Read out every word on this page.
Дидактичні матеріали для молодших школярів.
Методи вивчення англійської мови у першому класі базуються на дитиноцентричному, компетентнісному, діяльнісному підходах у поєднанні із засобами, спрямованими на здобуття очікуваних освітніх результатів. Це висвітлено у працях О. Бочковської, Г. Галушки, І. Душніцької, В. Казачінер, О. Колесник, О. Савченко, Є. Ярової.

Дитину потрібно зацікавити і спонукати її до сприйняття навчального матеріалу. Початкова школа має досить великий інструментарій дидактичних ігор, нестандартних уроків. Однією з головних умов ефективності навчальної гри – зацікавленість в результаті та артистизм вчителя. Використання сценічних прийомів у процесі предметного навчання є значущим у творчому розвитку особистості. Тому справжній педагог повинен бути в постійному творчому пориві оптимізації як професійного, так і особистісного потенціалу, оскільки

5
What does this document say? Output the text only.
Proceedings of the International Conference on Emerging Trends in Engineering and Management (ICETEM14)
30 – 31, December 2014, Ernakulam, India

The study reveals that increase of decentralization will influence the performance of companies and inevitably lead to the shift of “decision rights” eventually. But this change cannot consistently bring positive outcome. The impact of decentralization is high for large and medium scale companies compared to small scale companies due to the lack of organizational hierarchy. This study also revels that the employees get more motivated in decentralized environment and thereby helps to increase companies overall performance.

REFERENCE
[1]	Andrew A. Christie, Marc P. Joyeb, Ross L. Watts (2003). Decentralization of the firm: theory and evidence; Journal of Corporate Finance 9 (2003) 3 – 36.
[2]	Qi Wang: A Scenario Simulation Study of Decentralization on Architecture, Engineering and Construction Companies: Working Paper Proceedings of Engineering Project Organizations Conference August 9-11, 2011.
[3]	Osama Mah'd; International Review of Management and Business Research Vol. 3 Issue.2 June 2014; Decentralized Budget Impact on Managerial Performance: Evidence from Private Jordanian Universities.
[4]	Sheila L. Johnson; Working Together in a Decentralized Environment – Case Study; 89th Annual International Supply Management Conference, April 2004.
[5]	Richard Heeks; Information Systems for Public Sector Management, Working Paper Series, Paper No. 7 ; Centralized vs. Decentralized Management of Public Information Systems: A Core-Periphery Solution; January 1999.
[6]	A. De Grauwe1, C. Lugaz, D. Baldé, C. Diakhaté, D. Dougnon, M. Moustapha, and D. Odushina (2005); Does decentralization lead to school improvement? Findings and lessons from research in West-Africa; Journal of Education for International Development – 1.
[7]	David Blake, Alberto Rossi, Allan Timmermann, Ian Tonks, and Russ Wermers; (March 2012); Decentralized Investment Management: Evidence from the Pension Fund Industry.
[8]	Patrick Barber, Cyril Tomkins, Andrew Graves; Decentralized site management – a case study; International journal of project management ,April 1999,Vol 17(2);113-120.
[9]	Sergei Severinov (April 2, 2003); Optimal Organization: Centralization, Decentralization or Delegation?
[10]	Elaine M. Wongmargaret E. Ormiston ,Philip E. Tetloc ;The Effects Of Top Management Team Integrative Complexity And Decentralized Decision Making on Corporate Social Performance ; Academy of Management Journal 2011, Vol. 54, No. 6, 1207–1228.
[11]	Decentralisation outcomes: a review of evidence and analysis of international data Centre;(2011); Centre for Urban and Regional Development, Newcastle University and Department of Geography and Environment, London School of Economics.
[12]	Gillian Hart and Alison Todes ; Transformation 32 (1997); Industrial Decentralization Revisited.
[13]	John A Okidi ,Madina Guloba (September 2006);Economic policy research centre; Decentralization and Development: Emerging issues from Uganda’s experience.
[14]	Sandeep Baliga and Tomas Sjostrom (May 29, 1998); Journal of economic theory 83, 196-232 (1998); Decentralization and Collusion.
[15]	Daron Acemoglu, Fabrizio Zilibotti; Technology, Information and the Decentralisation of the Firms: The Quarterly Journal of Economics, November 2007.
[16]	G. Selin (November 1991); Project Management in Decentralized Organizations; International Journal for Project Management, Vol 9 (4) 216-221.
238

> **Task directions**:
Take the entries above and copy them out exactly.

> **Result of this exercise**:
Read out every word on this page.
Дидактичні матеріали для молодших школярів.
Методи вивчення англійської мови у першому класі базуються на дитиноцентричному, компетентнісному, діяльнісному підходах у поєднанні із засобами, спрямованими на здобуття очікуваних освітніх результатів. Це висвітлено у працях О. Бочковської, Г. Галушки, І. Душніцької, В. Казачінер, О. Колесник, О. Савченко, Є. Ярової.

Дитину потрібно зацікавити і спонукати її до сприйняття навчального матеріалу. Початкова школа має досить великий інструментарій дидактичних ігор, нестандартних уроків. Однією з головних умов ефективності навчальної гри – зацікавленість в результаті та артистизм вчителя. Використання сценічних прийомів у процесі предметного навчання є значущим у творчому розвитку особистості. Тому справжній педагог повинен бути в постійному творчому пориві оптимізації як професійного, так і особистісного потенціалу, оскільки

5
What does this document say? Output the text only.
Proceedings of the International Conference on Emerging Trends in Engineering and Management (ICETEM14)
30 – 31, December 2014, Ernakulam, India

The study reveals that increase of decentralization will influence the performance of companies and inevitably lead to the shift of “decision rights” eventually. But this change cannot consistently bring positive outcome. The impact of decentralization is high for large and medium scale companies compared to small scale companies due to the lack of organizational hierarchy. This study also revels that the employees get more motivated in decentralized environment and thereby helps to increase companies overall performance.

REFERENCE
[1]	Andrew A. Christie, Marc P. Joyeb, Ross L. Watts (2003). Decentralization of the firm: theory and evidence; Journal of Corporate Finance 9 (2003) 3 – 36.
[2]	Qi Wang: A Scenario Simulation Study of Decentralization on Architecture, Engineering and Construction Companies: Working Paper Proceedings of Engineering Project Organizations Conference August 9-11, 2011.
[3]	Osama Mah'd; International Review of Management and Business Research Vol. 3 Issue.2 June 2014; Decentralized Budget Impact on Managerial Performance: Evidence from Private Jordanian Universities.
[4]	Sheila L. Johnson; Working Together in a Decentralized Environment – Case Study; 89th Annual International Supply Management Conference, April 2004.
[5]	Richard Heeks; Information Systems for Public Sector Management, Working Paper Series, Paper No. 7 ; Centralized vs. Decentralized Management of Public Information Systems: A Core-Periphery Solution; January 1999.
[6]	A. De Grauwe1, C. Lugaz, D. Baldé, C. Diakhaté, D. Dougnon, M. Moustapha, and D. Odushina (2005); Does decentralization lead to school improvement? Findings and lessons from research in West-Africa; Journal of Education for International Development – 1.
[7]	David Blake, Alberto Rossi, Allan Timmermann, Ian Tonks, and Russ Wermers; (March 2012); Decentralized Investment Management: Evidence from the Pension Fund Industry.
[8]	Patrick Barber, Cyril Tomkins, Andrew Graves; Decentralized site management – a case study; International journal of project management ,April 1999,Vol 17(2);113-120.
[9]	Sergei Severinov (April 2, 2003); Optimal Organization: Centralization, Decentralization or Delegation?
[10]	Elaine M. Wongmargaret E. Ormiston ,Philip E. Tetloc ;The Effects Of Top Management Team Integrative Complexity And Decentralized Decision Making on Corporate Social Performance ; Academy of Management Journal 2011, Vol. 54, No. 6, 1207–1228.
[11]	Decentralisation outcomes: a review of evidence and analysis of international data Centre;(2011); Centre for Urban and Regional Development, Newcastle University and Department of Geography and Environment, London School of Economics.
[12]	Gillian Hart and Alison Todes ; Transformation 32 (1997); Industrial Decentralization Revisited.
[13]	John A Okidi ,Madina Guloba (September 2006);Economic policy research centre; Decentralization and Development: Emerging issues from Uganda’s experience.
[14]	Sandeep Baliga and Tomas Sjostrom (May 29, 1998); Journal of economic theory 83, 196-232 (1998); Decentralization and Collusion.
[15]	Daron Acemoglu, Fabrizio Zilibotti; Technology, Information and the Decentralisation of the Firms: The Quarterly Journal of Economics, November 2007.
[16]	G. Selin (November 1991); Project Management in Decentralized Organizations; International Journal for Project Management, Vol 9 (4) 216-221.
238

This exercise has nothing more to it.